## Requirements
Write out the records word for word, with no pictures.

## Data for processing
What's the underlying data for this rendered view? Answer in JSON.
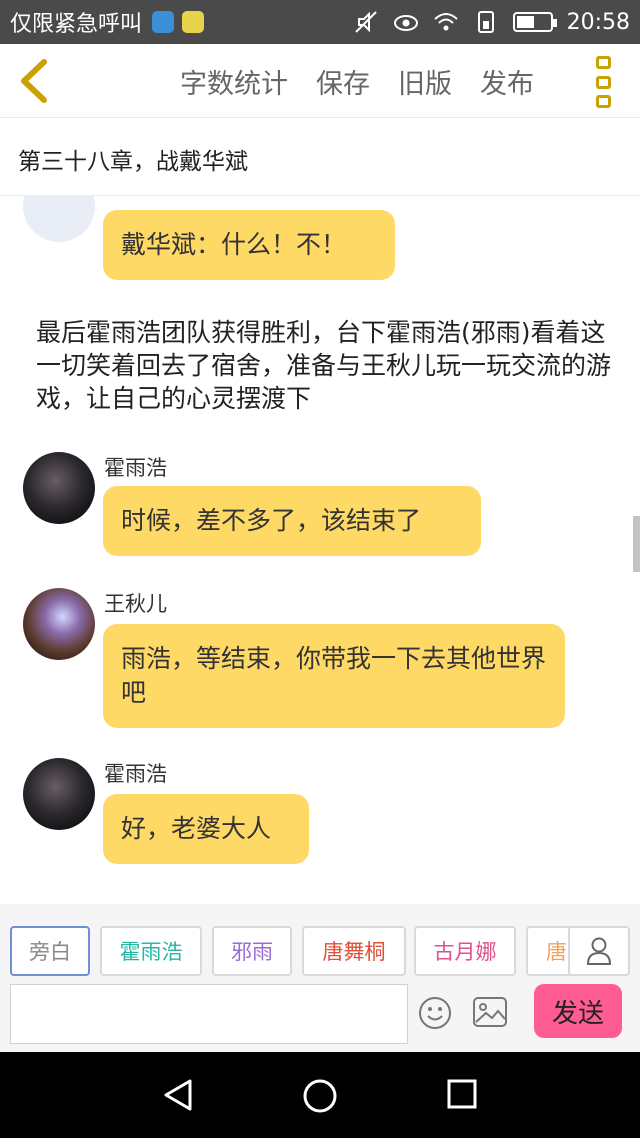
{
  "status_bar": {
    "carrier": "仅限紧急呼叫",
    "time": "20:58",
    "battery_level": 0.55
  },
  "toolbar": {
    "back_icon": "chevron-left-icon",
    "actions": [
      "字数统计",
      "保存",
      "旧版",
      "发布"
    ],
    "more_icon": "vertical-more-icon",
    "accent": "#c9a100"
  },
  "chapter": {
    "title": "第三十八章，战戴华斌"
  },
  "messages": [
    {
      "sender": "",
      "text": "戴华斌：什么！不！"
    },
    {
      "narration": "最后霍雨浩团队获得胜利，台下霍雨浩(邪雨)看着这一切笑着回去了宿舍，准备与王秋儿玩一玩交流的游戏，让自己的心灵摆渡下"
    },
    {
      "sender": "霍雨浩",
      "text": "时候，差不多了，该结束了"
    },
    {
      "sender": "王秋儿",
      "text": "雨浩，等结束，你带我一下去其他世界吧"
    },
    {
      "sender": "霍雨浩",
      "text": "好，老婆大人"
    }
  ],
  "roles": [
    {
      "label": "旁白",
      "color": "#888888"
    },
    {
      "label": "霍雨浩",
      "color": "#26b6a4"
    },
    {
      "label": "邪雨",
      "color": "#9b6ad6"
    },
    {
      "label": "唐舞桐",
      "color": "#e0503a"
    },
    {
      "label": "古月娜",
      "color": "#e0508a"
    },
    {
      "label": "唐",
      "color": "#f2a15a"
    }
  ],
  "input": {
    "placeholder": "",
    "send_label": "发送",
    "send_color": "#ff5c93"
  },
  "bubble_color": "#ffd966"
}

## Result
What's the underlying data for this rendered view? Answer in JSON.
{
  "status_bar": {
    "carrier": "仅限紧急呼叫",
    "time": "20:58",
    "battery_level": 0.55
  },
  "toolbar": {
    "back_icon": "chevron-left-icon",
    "actions": [
      "字数统计",
      "保存",
      "旧版",
      "发布"
    ],
    "more_icon": "vertical-more-icon",
    "accent": "#c9a100"
  },
  "chapter": {
    "title": "第三十八章，战戴华斌"
  },
  "messages": [
    {
      "sender": "",
      "text": "戴华斌：什么！不！"
    },
    {
      "narration": "最后霍雨浩团队获得胜利，台下霍雨浩(邪雨)看着这一切笑着回去了宿舍，准备与王秋儿玩一玩交流的游戏，让自己的心灵摆渡下"
    },
    {
      "sender": "霍雨浩",
      "text": "时候，差不多了，该结束了"
    },
    {
      "sender": "王秋儿",
      "text": "雨浩，等结束，你带我一下去其他世界吧"
    },
    {
      "sender": "霍雨浩",
      "text": "好，老婆大人"
    }
  ],
  "roles": [
    {
      "label": "旁白",
      "color": "#888888"
    },
    {
      "label": "霍雨浩",
      "color": "#26b6a4"
    },
    {
      "label": "邪雨",
      "color": "#9b6ad6"
    },
    {
      "label": "唐舞桐",
      "color": "#e0503a"
    },
    {
      "label": "古月娜",
      "color": "#e0508a"
    },
    {
      "label": "唐",
      "color": "#f2a15a"
    }
  ],
  "input": {
    "placeholder": "",
    "send_label": "发送",
    "send_color": "#ff5c93"
  },
  "bubble_color": "#ffd966"
}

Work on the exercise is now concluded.